▶ PROBLEM:
Return all of the lines below exactly as they are.

BEGIN

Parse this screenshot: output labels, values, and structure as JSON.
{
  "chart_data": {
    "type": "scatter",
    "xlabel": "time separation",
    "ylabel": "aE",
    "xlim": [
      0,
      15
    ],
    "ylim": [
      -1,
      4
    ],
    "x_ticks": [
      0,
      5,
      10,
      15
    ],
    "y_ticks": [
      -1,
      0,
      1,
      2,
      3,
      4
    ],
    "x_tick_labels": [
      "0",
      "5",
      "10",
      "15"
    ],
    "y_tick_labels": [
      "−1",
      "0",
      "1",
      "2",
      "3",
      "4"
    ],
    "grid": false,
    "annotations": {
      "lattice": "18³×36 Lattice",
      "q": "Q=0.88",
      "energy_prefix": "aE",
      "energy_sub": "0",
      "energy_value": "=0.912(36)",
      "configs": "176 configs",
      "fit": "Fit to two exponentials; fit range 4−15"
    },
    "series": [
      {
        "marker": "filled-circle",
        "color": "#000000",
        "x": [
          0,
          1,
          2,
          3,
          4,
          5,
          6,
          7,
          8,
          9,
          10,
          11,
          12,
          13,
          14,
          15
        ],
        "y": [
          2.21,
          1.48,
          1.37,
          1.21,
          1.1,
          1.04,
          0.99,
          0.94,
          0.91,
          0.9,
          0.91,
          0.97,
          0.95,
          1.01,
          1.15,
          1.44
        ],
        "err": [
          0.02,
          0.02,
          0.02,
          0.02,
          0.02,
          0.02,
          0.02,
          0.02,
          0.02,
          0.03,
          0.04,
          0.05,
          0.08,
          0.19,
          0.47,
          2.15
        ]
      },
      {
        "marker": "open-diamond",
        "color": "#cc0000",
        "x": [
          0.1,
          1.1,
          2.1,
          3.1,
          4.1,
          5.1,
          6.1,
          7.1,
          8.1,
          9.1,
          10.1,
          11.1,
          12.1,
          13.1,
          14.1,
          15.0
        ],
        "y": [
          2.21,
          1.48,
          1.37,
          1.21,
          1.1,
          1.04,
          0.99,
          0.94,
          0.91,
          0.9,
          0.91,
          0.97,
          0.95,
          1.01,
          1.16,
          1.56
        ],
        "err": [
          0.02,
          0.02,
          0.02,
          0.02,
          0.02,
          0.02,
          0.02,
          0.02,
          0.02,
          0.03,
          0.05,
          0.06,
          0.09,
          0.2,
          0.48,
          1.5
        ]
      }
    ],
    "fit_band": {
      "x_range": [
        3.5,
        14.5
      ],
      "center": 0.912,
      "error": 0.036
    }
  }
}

END

▶ TASK SOLUTION:
Parse this screenshot: output labels, values, and structure as JSON.
{
  "chart_data": {
    "type": "scatter",
    "xlabel": "time separation",
    "ylabel": "aE",
    "xlim": [
      0,
      15
    ],
    "ylim": [
      -1,
      4
    ],
    "x_ticks": [
      0,
      5,
      10,
      15
    ],
    "y_ticks": [
      -1,
      0,
      1,
      2,
      3,
      4
    ],
    "x_tick_labels": [
      "0",
      "5",
      "10",
      "15"
    ],
    "y_tick_labels": [
      "−1",
      "0",
      "1",
      "2",
      "3",
      "4"
    ],
    "grid": false,
    "annotations": {
      "lattice": "18³×36 Lattice",
      "q": "Q=0.88",
      "energy_prefix": "aE",
      "energy_sub": "0",
      "energy_value": "=0.912(36)",
      "configs": "176 configs",
      "fit": "Fit to two exponentials; fit range 4−15"
    },
    "series": [
      {
        "marker": "filled-circle",
        "color": "#000000",
        "x": [
          0,
          1,
          2,
          3,
          4,
          5,
          6,
          7,
          8,
          9,
          10,
          11,
          12,
          13,
          14,
          15
        ],
        "y": [
          2.21,
          1.48,
          1.37,
          1.21,
          1.1,
          1.04,
          0.99,
          0.94,
          0.91,
          0.9,
          0.91,
          0.97,
          0.95,
          1.01,
          1.15,
          1.44
        ],
        "err": [
          0.02,
          0.02,
          0.02,
          0.02,
          0.02,
          0.02,
          0.02,
          0.02,
          0.02,
          0.03,
          0.04,
          0.05,
          0.08,
          0.19,
          0.47,
          2.15
        ]
      },
      {
        "marker": "open-diamond",
        "color": "#cc0000",
        "x": [
          0.1,
          1.1,
          2.1,
          3.1,
          4.1,
          5.1,
          6.1,
          7.1,
          8.1,
          9.1,
          10.1,
          11.1,
          12.1,
          13.1,
          14.1,
          15.0
        ],
        "y": [
          2.21,
          1.48,
          1.37,
          1.21,
          1.1,
          1.04,
          0.99,
          0.94,
          0.91,
          0.9,
          0.91,
          0.97,
          0.95,
          1.01,
          1.16,
          1.56
        ],
        "err": [
          0.02,
          0.02,
          0.02,
          0.02,
          0.02,
          0.02,
          0.02,
          0.02,
          0.02,
          0.03,
          0.05,
          0.06,
          0.09,
          0.2,
          0.48,
          1.5
        ]
      }
    ],
    "fit_band": {
      "x_range": [
        3.5,
        14.5
      ],
      "center": 0.912,
      "error": 0.036
    }
  }
}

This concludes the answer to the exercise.